■ Data provided ■
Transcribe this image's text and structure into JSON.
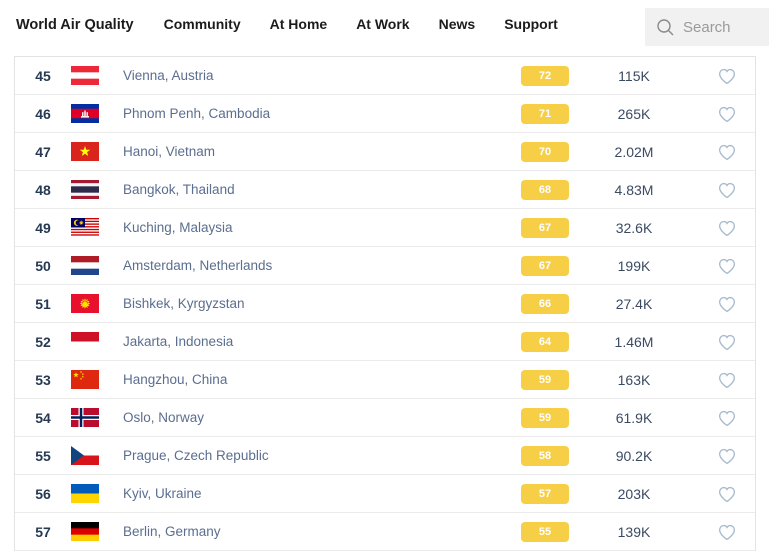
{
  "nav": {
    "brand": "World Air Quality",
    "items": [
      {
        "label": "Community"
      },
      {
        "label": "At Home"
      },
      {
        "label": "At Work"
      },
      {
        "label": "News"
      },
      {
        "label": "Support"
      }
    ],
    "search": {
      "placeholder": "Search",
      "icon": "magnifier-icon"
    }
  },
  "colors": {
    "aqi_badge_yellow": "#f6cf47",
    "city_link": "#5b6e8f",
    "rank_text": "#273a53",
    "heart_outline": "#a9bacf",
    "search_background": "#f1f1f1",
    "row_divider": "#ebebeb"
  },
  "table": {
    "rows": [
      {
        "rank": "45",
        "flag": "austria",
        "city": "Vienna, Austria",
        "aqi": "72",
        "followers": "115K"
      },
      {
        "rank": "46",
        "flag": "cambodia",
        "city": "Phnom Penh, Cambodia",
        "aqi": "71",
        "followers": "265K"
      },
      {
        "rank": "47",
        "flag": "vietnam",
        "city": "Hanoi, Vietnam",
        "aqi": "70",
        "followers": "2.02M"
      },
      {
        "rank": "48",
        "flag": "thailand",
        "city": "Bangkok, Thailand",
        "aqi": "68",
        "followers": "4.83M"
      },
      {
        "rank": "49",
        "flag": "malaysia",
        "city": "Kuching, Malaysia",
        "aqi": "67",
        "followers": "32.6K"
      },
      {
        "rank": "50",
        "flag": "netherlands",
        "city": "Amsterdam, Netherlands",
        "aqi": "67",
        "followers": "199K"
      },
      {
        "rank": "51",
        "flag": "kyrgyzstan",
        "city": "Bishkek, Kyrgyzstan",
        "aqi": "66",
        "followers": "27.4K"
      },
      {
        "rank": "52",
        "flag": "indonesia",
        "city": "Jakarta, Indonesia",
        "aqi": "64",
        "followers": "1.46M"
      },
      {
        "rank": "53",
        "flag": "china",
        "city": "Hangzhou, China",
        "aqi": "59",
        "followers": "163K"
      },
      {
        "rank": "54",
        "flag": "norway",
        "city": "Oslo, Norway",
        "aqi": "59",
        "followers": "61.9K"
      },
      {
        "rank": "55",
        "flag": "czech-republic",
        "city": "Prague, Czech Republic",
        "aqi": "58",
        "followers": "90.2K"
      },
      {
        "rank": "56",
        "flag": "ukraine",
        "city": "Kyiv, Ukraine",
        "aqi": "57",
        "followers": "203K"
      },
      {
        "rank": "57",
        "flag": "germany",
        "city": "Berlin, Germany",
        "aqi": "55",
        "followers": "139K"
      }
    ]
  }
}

---

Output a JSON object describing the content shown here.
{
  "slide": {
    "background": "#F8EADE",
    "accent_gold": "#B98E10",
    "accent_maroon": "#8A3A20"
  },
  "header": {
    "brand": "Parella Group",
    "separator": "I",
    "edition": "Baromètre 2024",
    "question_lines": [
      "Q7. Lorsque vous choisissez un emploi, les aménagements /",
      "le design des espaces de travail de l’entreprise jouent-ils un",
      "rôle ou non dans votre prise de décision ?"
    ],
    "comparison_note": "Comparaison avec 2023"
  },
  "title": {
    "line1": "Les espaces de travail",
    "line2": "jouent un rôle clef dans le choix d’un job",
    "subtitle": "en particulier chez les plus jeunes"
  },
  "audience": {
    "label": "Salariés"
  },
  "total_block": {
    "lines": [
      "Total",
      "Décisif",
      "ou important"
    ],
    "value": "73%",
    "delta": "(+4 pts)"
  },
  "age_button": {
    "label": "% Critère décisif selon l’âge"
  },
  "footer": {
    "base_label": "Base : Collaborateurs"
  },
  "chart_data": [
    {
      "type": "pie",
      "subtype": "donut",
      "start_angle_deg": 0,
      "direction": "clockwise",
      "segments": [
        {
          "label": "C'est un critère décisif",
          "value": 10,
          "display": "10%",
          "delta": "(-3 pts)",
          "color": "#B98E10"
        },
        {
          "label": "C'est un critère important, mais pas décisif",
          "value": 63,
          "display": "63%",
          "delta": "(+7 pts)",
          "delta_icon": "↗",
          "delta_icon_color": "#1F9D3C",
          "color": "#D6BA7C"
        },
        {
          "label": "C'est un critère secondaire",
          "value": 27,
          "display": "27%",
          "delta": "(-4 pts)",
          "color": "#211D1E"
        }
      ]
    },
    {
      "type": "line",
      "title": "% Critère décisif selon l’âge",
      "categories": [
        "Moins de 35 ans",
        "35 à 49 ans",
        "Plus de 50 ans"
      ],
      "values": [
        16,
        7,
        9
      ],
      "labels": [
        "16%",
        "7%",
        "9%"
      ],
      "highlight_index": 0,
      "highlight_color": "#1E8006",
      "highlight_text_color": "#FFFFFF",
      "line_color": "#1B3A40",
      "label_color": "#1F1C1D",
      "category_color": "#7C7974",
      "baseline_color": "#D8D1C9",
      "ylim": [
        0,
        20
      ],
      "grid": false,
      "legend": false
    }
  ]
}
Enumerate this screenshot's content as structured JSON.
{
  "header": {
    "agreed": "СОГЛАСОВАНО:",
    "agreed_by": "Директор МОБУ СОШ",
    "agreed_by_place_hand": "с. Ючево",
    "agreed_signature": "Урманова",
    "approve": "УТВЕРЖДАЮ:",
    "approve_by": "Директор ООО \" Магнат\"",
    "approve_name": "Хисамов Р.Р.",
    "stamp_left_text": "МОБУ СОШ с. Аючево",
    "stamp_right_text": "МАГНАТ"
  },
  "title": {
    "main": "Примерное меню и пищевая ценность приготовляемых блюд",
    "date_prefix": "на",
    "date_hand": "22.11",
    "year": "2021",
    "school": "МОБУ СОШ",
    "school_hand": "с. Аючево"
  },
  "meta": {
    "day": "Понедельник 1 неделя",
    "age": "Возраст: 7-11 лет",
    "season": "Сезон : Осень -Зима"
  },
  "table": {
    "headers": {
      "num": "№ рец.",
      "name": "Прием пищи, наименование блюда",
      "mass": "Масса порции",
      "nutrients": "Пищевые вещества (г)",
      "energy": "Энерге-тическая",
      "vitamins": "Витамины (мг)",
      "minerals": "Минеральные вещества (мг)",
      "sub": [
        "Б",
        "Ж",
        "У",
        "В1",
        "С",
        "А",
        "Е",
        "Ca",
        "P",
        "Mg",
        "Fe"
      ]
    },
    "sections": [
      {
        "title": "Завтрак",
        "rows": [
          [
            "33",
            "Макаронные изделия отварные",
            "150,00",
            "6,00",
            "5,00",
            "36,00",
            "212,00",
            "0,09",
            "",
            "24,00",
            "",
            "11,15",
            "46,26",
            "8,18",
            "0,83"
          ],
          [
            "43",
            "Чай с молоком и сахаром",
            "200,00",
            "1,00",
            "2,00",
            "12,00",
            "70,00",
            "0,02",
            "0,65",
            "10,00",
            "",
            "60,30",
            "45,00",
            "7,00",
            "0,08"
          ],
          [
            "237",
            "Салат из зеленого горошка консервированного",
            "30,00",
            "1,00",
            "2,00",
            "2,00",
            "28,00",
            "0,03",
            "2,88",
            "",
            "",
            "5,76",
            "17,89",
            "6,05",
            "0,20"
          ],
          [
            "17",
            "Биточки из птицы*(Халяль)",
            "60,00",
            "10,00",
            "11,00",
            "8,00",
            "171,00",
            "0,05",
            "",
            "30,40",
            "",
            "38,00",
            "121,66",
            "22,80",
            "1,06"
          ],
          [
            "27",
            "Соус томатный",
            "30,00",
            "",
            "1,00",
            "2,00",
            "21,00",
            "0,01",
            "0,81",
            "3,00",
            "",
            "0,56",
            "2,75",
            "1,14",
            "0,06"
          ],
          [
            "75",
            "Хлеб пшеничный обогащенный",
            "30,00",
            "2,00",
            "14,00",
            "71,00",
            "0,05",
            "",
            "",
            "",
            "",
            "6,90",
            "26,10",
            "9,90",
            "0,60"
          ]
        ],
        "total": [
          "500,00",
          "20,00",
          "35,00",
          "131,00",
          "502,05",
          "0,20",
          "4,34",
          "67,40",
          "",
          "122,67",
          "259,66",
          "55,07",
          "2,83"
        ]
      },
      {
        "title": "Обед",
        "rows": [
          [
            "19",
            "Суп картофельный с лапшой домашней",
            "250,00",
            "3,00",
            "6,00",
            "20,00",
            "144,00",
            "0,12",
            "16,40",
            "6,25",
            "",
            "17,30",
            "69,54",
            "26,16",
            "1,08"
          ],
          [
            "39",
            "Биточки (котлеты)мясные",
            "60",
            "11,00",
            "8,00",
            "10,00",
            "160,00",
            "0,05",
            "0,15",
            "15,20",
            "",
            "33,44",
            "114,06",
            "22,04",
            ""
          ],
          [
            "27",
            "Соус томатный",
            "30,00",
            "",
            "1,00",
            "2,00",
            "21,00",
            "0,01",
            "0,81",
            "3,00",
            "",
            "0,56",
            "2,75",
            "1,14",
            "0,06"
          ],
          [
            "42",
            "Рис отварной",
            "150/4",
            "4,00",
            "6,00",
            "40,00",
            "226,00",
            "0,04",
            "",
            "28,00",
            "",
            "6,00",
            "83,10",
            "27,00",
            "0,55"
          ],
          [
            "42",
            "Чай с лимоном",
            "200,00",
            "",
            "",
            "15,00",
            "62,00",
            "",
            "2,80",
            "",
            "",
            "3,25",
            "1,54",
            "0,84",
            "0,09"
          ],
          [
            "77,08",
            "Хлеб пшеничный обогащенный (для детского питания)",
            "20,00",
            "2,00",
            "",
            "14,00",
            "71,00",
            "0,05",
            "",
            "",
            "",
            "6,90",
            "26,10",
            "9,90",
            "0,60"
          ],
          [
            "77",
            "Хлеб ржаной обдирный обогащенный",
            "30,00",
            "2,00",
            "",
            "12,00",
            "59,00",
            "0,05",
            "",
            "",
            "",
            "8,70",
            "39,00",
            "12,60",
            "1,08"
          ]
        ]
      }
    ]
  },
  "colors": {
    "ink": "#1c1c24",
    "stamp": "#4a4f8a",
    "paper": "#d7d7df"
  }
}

---

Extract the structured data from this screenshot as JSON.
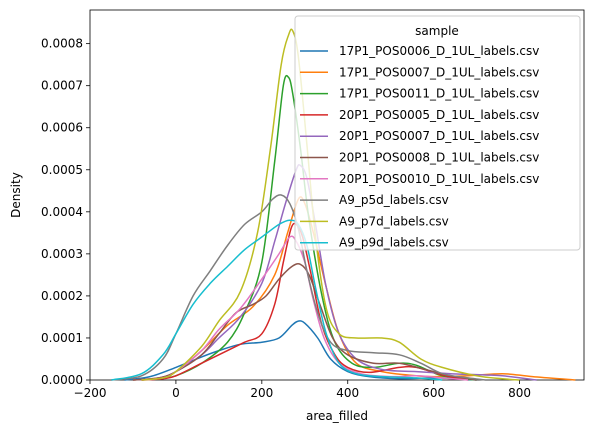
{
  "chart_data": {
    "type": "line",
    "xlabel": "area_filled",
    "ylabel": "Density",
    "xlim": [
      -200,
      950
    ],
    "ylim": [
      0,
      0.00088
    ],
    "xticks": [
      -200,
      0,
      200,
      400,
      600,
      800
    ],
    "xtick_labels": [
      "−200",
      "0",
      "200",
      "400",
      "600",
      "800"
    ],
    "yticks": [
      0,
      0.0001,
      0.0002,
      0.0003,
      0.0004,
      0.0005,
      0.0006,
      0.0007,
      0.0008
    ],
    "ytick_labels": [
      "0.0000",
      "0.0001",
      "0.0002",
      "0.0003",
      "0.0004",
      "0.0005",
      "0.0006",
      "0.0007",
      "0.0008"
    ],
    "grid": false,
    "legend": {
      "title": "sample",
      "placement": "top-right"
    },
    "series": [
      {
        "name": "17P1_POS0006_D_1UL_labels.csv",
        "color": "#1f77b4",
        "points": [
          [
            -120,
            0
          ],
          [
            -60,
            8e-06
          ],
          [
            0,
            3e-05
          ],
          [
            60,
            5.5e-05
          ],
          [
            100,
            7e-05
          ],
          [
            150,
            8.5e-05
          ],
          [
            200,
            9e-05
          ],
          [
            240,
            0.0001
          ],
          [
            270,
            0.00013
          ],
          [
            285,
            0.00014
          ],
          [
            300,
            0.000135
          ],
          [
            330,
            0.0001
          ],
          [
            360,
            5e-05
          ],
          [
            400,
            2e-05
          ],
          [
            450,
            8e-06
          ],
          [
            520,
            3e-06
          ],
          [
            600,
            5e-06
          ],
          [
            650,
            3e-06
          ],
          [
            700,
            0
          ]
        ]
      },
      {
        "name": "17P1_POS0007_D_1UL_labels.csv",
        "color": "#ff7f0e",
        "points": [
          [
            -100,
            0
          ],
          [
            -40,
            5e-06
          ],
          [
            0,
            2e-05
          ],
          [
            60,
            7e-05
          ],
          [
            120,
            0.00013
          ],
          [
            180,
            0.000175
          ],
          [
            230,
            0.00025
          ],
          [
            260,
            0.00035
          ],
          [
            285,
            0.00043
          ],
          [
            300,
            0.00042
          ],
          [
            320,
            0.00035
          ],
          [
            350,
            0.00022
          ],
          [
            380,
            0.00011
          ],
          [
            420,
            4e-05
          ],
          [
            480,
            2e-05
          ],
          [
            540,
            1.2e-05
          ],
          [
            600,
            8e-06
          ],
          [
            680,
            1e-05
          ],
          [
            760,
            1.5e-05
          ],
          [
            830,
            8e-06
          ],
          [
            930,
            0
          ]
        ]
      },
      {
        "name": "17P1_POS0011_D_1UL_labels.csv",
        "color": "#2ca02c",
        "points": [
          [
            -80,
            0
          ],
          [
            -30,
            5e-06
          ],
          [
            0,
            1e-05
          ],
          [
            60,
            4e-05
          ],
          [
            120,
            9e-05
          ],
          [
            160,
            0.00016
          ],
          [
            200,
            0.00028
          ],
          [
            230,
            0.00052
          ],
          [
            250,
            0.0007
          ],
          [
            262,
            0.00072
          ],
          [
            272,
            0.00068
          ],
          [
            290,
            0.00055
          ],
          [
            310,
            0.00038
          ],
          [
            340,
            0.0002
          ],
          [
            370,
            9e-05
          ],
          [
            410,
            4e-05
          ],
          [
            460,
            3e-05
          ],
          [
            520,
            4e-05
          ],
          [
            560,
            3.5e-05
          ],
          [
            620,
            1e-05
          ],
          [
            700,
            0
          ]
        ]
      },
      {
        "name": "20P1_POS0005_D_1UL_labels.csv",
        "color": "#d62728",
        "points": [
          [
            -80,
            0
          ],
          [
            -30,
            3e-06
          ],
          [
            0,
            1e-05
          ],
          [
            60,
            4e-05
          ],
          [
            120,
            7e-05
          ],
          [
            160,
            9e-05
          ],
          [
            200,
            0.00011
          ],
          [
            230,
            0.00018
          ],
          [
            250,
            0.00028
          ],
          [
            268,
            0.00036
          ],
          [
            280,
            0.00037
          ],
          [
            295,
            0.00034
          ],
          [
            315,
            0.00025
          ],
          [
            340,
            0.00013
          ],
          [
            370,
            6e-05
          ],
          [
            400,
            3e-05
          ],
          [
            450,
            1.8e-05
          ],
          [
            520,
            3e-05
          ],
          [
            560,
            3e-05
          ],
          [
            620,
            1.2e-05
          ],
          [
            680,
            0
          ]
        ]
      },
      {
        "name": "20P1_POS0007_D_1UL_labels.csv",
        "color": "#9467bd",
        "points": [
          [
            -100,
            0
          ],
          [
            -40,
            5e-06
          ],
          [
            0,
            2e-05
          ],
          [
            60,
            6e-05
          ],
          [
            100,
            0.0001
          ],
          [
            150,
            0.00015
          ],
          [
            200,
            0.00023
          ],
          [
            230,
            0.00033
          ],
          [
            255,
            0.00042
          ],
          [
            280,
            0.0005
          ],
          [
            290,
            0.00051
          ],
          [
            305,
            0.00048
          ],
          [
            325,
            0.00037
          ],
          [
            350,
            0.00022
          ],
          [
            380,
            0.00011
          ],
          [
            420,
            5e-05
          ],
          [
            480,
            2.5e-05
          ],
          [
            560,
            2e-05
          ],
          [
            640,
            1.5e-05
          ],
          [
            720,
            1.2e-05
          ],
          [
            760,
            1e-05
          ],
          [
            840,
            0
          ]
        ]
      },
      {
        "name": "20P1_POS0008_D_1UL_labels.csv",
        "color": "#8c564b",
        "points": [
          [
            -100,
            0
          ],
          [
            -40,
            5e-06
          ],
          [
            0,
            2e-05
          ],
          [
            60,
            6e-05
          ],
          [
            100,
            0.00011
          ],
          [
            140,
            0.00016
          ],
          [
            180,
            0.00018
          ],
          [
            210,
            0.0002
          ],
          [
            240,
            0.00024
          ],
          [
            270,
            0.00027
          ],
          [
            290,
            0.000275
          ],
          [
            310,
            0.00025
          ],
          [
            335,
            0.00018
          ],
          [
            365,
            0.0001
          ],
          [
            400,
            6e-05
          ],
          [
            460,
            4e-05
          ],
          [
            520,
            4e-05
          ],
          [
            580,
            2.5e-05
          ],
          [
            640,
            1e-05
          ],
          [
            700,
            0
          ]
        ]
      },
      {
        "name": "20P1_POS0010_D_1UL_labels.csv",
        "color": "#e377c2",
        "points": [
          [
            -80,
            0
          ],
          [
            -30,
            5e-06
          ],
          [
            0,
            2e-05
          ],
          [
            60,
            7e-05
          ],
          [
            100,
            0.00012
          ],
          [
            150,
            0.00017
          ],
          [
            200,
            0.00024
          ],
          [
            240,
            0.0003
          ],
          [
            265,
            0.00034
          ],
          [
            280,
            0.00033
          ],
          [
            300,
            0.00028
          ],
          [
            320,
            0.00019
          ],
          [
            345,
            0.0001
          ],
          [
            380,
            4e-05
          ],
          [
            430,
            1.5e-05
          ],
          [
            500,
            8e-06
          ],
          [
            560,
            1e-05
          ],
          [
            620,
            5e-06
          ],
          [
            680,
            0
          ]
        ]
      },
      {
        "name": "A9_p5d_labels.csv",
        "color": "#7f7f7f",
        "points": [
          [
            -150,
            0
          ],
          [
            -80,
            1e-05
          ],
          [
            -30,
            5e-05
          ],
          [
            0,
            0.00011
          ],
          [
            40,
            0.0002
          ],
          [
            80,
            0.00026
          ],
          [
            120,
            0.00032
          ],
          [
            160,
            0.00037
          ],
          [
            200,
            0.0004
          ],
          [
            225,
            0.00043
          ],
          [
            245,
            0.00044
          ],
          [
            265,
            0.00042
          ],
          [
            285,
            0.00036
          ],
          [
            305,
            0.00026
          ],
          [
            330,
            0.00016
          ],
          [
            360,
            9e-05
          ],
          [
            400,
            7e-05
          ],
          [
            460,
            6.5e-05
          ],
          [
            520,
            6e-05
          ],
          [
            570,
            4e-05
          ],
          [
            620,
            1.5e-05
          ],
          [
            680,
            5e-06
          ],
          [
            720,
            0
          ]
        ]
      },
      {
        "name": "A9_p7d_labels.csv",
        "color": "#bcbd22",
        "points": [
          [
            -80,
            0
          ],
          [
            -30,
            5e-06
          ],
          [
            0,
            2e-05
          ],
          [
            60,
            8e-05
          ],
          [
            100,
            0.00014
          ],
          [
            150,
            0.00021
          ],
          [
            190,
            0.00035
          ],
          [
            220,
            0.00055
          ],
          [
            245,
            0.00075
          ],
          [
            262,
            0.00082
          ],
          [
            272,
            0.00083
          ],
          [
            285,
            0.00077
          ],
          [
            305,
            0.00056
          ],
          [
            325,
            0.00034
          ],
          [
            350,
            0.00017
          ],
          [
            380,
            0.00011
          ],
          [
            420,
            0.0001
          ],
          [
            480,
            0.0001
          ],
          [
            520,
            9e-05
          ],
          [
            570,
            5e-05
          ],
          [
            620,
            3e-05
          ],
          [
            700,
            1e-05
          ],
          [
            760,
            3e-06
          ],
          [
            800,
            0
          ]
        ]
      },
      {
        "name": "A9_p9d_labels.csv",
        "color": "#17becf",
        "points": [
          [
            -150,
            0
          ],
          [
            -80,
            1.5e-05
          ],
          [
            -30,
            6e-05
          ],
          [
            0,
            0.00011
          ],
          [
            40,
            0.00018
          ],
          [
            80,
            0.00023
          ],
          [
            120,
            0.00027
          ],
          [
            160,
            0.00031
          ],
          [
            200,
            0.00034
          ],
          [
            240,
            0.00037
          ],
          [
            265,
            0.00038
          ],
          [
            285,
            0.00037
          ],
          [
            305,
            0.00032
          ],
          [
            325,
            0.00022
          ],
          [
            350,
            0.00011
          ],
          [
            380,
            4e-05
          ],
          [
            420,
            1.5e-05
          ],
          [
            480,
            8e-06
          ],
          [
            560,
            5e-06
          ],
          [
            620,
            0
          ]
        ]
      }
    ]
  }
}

■ What is asked ■
Answer only with how many lines in the records include "Аючево".

■ Final answer ■
2